----- LISTING
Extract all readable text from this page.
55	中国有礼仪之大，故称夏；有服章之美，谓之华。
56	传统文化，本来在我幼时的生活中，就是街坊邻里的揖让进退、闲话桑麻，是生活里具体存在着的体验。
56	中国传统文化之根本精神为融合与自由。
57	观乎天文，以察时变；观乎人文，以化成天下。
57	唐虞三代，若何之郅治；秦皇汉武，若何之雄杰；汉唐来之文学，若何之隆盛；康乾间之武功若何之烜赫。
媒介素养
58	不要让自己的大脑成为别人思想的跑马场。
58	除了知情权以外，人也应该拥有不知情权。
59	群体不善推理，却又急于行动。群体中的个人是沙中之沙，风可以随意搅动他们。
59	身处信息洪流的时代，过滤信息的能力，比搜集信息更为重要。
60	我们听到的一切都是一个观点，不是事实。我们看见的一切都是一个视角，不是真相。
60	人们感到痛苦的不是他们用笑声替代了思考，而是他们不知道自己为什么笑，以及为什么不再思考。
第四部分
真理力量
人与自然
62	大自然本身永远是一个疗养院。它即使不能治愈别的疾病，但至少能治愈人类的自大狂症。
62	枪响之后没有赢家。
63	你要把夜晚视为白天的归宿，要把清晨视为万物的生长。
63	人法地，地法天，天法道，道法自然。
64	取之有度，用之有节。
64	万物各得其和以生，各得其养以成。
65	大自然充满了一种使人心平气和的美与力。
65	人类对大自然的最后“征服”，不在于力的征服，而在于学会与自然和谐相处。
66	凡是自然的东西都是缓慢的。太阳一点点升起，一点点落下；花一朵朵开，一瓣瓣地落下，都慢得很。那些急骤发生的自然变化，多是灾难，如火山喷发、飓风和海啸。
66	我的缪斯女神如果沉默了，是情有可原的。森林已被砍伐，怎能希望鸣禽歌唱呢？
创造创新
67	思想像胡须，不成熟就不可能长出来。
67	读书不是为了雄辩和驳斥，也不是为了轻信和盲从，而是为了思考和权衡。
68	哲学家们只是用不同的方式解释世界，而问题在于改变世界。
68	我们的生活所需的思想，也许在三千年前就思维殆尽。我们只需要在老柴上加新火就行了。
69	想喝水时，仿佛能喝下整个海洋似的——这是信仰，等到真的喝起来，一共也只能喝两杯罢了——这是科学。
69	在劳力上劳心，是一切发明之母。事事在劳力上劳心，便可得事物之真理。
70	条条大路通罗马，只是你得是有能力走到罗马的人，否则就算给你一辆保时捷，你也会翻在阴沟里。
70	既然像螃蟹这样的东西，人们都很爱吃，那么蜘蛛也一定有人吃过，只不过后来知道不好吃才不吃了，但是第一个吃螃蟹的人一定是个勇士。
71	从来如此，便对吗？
----------
----- LISTING
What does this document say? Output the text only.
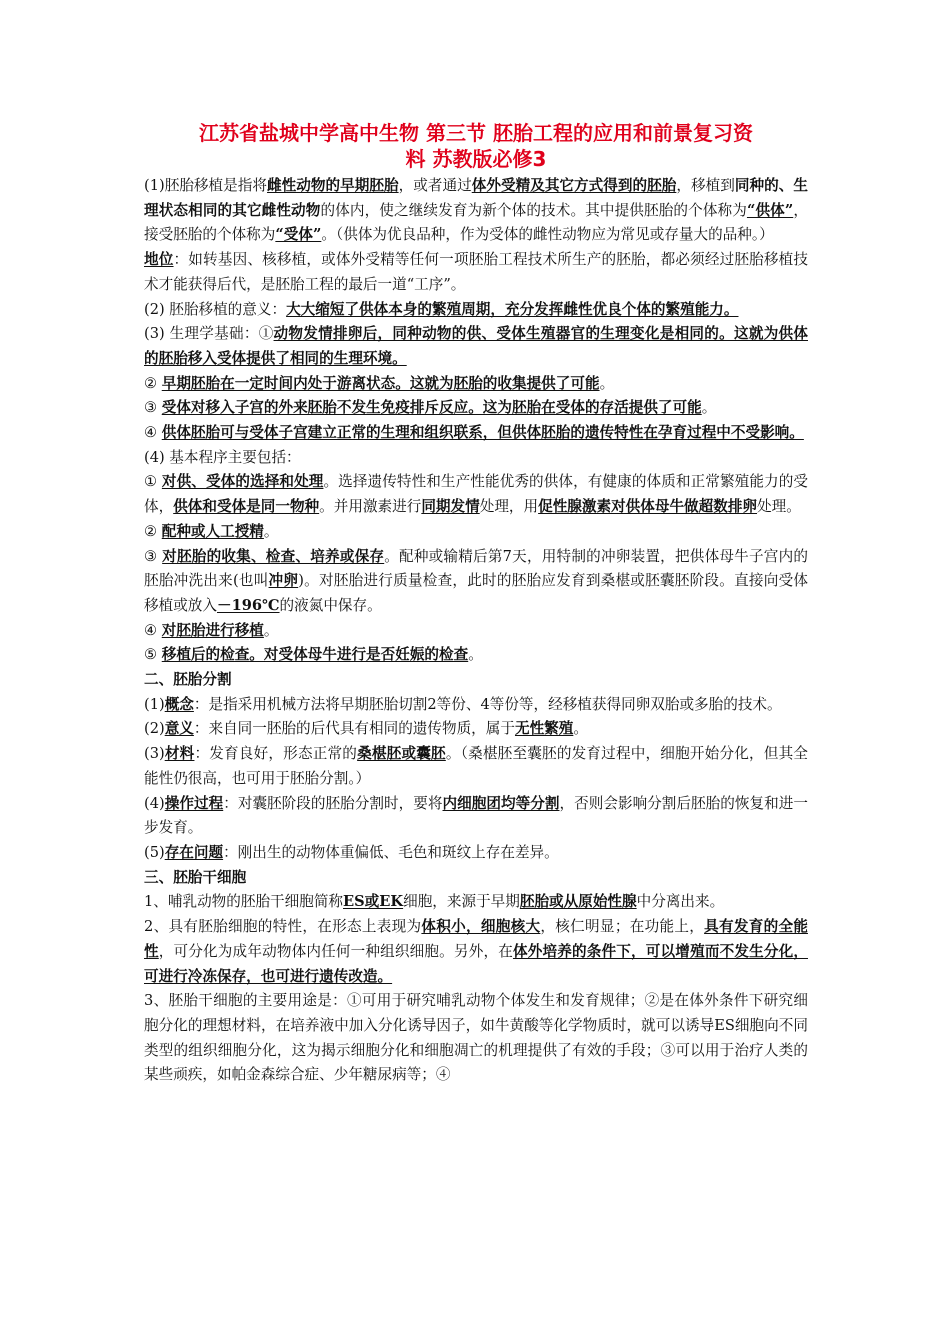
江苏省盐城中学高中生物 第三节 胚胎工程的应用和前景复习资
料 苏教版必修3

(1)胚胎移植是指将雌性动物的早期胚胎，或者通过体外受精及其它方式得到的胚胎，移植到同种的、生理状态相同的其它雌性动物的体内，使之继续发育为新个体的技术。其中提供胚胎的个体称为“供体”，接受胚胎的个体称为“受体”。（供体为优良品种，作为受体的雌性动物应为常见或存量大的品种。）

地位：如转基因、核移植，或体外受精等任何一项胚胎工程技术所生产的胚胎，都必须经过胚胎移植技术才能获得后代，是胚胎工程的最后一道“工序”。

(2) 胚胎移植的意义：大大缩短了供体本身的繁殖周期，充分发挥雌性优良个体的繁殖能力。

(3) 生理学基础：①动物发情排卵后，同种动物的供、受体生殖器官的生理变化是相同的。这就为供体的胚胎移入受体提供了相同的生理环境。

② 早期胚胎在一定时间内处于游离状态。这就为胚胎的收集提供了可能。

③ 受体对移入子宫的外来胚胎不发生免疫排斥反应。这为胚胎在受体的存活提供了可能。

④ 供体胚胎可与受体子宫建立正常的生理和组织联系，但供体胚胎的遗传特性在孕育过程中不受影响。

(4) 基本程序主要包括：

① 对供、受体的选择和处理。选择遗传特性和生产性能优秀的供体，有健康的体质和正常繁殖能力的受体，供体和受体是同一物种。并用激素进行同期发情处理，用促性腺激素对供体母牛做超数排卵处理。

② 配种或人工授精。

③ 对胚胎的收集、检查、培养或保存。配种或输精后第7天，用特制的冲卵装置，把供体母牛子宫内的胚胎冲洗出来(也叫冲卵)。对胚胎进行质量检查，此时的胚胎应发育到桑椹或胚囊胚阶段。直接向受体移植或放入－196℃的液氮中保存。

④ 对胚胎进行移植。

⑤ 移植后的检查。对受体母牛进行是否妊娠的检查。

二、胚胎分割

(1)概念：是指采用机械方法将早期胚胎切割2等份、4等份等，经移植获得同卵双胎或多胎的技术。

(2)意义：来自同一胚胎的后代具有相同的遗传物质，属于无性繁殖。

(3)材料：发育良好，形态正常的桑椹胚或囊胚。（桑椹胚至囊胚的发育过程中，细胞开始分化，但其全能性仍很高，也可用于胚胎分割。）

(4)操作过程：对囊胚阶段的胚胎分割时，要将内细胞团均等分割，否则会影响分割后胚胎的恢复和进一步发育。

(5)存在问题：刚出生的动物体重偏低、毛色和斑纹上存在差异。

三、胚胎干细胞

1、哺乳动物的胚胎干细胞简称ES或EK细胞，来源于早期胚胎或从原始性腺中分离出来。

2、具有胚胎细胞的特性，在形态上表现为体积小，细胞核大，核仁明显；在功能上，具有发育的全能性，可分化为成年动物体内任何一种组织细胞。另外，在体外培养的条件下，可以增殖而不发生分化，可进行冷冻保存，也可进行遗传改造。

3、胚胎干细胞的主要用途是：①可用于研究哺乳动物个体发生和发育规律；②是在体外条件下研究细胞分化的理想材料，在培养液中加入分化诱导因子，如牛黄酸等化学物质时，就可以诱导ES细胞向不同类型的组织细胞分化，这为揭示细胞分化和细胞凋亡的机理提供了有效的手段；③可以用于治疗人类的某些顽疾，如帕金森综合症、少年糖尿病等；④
----------
GIVEN EXERCISE:
Gather up every line in the data above that contains the word "text", copying each one.

EXERCISE RESPONSE:
Extract all readable text from this page.
What does this document say? Output the text only.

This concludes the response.